→ **What is required**: Copy each line that contains the word "well".

→ **Data records**:
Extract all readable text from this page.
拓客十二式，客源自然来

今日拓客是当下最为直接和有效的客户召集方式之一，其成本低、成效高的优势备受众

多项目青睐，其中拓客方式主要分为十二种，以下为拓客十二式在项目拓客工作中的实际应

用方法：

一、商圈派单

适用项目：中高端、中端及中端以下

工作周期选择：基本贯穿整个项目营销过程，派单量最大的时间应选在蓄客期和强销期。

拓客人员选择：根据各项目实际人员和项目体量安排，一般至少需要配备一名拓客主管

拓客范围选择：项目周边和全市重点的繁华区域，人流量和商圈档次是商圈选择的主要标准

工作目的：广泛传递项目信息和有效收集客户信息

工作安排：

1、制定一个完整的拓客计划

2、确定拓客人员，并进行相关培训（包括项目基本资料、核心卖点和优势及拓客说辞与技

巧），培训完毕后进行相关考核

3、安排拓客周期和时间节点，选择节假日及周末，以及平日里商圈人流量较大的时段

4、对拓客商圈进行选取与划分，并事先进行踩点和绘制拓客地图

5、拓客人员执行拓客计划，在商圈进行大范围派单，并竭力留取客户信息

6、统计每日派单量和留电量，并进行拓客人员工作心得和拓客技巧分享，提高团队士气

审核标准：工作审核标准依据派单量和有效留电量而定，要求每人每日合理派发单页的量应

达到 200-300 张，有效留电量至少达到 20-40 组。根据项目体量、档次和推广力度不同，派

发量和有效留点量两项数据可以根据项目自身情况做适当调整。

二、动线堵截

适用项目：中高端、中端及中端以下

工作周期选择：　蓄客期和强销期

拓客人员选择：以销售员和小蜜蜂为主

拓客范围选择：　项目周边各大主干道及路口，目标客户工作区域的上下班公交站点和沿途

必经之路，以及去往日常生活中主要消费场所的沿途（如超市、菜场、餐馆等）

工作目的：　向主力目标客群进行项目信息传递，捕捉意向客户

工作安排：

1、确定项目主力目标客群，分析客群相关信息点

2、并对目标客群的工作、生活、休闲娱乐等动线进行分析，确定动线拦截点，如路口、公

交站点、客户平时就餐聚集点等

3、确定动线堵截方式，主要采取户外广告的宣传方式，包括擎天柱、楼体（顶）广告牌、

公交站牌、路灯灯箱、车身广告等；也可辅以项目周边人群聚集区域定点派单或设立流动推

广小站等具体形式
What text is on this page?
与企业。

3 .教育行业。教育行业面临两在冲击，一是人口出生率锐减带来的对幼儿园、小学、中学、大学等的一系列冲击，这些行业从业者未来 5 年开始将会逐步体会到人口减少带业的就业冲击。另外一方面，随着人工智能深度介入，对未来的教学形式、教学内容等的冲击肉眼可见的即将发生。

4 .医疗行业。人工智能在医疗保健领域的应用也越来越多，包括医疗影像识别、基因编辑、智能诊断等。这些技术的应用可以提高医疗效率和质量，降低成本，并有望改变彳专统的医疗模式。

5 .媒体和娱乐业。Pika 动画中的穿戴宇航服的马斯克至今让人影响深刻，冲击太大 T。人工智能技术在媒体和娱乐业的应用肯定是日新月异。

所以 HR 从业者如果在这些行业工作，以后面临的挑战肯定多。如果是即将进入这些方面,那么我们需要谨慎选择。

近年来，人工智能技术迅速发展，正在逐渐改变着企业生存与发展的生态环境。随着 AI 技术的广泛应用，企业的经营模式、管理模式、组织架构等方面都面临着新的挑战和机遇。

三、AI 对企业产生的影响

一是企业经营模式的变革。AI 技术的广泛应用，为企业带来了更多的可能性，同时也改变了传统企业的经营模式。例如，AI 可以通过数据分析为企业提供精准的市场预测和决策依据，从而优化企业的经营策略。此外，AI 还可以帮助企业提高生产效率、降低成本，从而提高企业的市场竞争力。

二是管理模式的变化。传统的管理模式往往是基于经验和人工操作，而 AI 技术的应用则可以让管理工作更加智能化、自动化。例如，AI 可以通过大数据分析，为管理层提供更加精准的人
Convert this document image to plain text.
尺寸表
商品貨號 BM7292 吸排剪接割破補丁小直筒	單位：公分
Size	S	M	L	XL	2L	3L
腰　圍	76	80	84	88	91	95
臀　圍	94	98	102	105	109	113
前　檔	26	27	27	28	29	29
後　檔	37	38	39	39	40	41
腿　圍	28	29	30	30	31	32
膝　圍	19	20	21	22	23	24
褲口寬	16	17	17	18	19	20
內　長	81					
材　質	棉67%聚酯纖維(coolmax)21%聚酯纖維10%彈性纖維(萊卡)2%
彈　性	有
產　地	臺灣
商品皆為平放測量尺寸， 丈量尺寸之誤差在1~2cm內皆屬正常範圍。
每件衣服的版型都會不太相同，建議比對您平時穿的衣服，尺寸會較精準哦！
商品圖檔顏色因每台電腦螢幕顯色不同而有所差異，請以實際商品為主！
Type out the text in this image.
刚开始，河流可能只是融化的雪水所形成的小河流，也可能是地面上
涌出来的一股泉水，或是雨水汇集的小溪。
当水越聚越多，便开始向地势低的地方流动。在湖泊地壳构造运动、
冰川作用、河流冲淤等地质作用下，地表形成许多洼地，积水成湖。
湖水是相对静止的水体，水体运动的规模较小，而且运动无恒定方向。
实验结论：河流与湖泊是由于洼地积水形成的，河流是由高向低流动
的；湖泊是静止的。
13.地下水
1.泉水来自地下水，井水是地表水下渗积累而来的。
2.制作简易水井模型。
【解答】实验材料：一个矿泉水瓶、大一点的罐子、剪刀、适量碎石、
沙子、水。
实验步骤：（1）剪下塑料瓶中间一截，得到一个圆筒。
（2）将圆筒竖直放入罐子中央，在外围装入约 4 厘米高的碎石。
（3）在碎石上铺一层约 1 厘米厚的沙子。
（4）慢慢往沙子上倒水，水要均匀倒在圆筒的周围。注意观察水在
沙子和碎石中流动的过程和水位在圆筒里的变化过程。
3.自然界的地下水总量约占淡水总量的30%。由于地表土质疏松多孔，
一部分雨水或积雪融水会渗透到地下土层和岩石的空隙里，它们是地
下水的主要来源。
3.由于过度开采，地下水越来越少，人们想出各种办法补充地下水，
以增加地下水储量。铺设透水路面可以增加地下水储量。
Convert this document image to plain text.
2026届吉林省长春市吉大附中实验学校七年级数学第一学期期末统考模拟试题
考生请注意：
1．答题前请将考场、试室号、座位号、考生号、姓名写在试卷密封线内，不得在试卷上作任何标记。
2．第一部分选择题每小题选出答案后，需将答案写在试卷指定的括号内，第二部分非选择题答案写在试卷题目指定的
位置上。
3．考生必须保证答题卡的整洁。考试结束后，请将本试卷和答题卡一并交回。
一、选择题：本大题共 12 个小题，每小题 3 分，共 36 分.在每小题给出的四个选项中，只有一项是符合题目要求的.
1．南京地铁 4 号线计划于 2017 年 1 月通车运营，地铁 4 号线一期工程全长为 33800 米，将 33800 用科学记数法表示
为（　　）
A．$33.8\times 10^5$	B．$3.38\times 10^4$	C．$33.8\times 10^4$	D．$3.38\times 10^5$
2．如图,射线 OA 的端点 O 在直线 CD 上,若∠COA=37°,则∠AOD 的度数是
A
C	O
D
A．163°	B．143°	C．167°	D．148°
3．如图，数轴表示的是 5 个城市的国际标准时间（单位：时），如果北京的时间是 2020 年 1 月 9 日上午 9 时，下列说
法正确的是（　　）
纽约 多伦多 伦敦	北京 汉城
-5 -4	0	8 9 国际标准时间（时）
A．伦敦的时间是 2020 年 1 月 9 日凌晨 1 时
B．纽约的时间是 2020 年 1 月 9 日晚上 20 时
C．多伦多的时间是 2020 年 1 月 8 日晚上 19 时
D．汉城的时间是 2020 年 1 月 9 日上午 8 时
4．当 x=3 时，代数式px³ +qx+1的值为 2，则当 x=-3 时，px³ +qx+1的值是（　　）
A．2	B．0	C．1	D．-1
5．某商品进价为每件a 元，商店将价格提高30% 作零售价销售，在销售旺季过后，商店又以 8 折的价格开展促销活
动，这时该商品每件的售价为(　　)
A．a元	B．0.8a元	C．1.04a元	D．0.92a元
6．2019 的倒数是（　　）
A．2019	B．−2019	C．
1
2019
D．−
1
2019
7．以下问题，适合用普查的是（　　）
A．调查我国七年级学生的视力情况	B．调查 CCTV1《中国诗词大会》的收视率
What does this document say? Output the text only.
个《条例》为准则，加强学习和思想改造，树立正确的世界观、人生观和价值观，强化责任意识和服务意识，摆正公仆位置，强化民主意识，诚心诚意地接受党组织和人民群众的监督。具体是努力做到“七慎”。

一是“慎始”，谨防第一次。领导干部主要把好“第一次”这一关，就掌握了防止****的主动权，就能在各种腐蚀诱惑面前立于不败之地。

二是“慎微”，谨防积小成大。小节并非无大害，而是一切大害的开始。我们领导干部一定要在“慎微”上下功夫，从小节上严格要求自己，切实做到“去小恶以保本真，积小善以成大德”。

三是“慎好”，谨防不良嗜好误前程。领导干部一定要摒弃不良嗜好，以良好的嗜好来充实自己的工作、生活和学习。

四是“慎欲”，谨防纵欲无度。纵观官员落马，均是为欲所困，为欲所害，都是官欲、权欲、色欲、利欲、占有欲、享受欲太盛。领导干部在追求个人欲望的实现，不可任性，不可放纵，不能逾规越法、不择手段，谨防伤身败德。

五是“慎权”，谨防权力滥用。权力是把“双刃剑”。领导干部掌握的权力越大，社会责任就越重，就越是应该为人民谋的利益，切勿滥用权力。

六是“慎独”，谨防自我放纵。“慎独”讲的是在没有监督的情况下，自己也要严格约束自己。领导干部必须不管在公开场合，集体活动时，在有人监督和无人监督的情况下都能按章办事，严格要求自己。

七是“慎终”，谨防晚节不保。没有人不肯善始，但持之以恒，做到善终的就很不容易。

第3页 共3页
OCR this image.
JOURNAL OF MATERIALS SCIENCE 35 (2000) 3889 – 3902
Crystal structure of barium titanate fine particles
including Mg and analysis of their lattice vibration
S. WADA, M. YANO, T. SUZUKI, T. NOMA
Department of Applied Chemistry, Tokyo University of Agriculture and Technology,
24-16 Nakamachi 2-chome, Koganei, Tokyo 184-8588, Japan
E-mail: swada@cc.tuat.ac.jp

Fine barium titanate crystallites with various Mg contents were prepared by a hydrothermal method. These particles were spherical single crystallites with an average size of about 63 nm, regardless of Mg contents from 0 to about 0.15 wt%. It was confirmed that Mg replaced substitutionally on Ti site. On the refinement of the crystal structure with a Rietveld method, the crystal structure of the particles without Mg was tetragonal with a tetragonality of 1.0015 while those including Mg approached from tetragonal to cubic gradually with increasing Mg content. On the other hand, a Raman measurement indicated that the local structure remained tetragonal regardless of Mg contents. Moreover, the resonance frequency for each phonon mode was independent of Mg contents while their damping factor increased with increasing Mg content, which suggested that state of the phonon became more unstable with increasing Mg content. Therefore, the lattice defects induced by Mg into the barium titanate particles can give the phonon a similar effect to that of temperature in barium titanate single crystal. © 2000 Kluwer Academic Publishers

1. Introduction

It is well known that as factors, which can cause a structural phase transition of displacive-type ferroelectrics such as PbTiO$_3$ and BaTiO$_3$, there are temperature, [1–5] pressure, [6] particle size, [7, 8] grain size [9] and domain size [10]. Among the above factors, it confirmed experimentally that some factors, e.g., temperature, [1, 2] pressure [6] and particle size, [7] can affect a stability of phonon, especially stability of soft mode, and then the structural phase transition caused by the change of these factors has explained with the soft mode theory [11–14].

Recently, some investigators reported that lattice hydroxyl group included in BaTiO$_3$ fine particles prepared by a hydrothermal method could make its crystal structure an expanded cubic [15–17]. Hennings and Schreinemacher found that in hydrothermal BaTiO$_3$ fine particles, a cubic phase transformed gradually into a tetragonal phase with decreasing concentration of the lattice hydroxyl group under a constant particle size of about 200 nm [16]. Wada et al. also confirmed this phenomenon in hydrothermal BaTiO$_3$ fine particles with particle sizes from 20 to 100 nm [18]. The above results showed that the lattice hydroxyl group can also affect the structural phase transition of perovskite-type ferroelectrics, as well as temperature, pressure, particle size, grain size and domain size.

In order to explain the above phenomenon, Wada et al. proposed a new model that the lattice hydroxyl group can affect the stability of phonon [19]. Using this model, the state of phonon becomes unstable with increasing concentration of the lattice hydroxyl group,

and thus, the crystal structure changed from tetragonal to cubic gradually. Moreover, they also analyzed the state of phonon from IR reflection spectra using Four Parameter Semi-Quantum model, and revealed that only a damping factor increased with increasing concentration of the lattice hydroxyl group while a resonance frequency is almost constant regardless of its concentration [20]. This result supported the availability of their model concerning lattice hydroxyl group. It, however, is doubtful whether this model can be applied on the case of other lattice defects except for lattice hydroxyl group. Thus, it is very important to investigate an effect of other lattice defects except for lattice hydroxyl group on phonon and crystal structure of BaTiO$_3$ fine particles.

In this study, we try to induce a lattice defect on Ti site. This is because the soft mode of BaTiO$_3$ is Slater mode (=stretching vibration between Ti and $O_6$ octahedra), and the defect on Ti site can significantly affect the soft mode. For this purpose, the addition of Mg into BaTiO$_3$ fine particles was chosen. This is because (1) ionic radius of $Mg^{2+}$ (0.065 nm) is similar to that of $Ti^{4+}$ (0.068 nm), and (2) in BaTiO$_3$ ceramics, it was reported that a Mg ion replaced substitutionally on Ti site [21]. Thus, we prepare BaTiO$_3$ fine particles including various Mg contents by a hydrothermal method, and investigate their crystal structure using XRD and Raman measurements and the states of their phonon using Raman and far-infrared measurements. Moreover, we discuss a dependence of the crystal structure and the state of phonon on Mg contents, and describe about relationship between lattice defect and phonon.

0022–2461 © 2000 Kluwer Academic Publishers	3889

→ **Worked solution**:
It is well known that as factors, which can cause a structural phase transition of displacive-type ferroelectrics such as PbTiO$_3$ and BaTiO$_3$, there are temperature, [1–5] pressure, [6] particle size, [7, 8] grain size [9] and domain size [10]. Among the above factors, it confirmed experimentally that some factors, e.g., temperature, [1, 2] pressure [6] and particle size, [7] can affect a stability of phonon, especially stability of soft mode, and then the structural phase transition caused by the change of these factors has explained with the soft mode theory [11–14].
Recently, some investigators reported that lattice hydroxyl group included in BaTiO$_3$ fine particles prepared by a hydrothermal method could make its crystal structure an expanded cubic [15–17]. Hennings and Schreinemacher found that in hydrothermal BaTiO$_3$ fine particles, a cubic phase transformed gradually into a tetragonal phase with decreasing concentration of the lattice hydroxyl group under a constant particle size of about 200 nm [16]. Wada et al. also confirmed this phenomenon in hydrothermal BaTiO$_3$ fine particles with particle sizes from 20 to 100 nm [18]. The above results showed that the lattice hydroxyl group can also affect the structural phase transition of perovskite-type ferroelectrics, as well as temperature, pressure, particle size, grain size and domain size.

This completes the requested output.